Exercise task:
List, from the lines below, each one with "Landeshauptstadt" in it.

Extracted entries:

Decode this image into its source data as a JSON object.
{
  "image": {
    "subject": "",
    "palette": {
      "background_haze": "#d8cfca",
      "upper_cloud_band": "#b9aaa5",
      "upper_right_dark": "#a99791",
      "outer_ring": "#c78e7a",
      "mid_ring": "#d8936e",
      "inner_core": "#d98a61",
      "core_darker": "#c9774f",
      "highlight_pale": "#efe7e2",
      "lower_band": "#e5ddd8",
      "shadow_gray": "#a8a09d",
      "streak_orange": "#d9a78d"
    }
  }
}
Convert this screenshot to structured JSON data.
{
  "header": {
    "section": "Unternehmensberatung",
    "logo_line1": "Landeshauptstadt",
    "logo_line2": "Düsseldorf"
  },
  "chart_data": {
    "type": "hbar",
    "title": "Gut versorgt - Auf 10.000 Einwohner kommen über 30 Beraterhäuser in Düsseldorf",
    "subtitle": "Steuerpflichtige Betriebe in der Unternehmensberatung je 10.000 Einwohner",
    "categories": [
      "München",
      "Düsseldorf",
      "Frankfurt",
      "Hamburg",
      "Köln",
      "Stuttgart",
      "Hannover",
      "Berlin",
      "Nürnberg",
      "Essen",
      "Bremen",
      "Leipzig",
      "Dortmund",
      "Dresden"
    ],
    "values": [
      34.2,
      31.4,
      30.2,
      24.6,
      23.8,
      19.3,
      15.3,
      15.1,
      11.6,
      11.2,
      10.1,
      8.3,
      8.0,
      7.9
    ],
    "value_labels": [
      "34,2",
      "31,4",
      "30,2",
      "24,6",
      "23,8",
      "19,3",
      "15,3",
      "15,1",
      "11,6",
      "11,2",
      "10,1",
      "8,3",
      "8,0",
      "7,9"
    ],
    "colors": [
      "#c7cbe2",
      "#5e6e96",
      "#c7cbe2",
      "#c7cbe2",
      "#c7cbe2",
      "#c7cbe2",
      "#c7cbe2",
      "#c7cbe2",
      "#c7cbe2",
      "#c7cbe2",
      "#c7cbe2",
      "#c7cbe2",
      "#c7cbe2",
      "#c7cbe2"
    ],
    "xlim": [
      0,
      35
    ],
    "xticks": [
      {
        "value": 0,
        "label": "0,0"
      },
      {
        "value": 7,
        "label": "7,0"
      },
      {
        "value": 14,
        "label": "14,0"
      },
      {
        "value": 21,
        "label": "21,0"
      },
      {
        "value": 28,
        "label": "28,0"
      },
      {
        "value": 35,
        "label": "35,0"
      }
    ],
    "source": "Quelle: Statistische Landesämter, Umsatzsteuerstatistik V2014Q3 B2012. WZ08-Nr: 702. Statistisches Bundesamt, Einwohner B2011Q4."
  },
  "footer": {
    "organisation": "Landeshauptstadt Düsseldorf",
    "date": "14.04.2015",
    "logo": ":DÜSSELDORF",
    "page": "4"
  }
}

Task answer:
    "logo_line1": "Landeshauptstadt",
    "organisation": "Landeshauptstadt Düsseldorf",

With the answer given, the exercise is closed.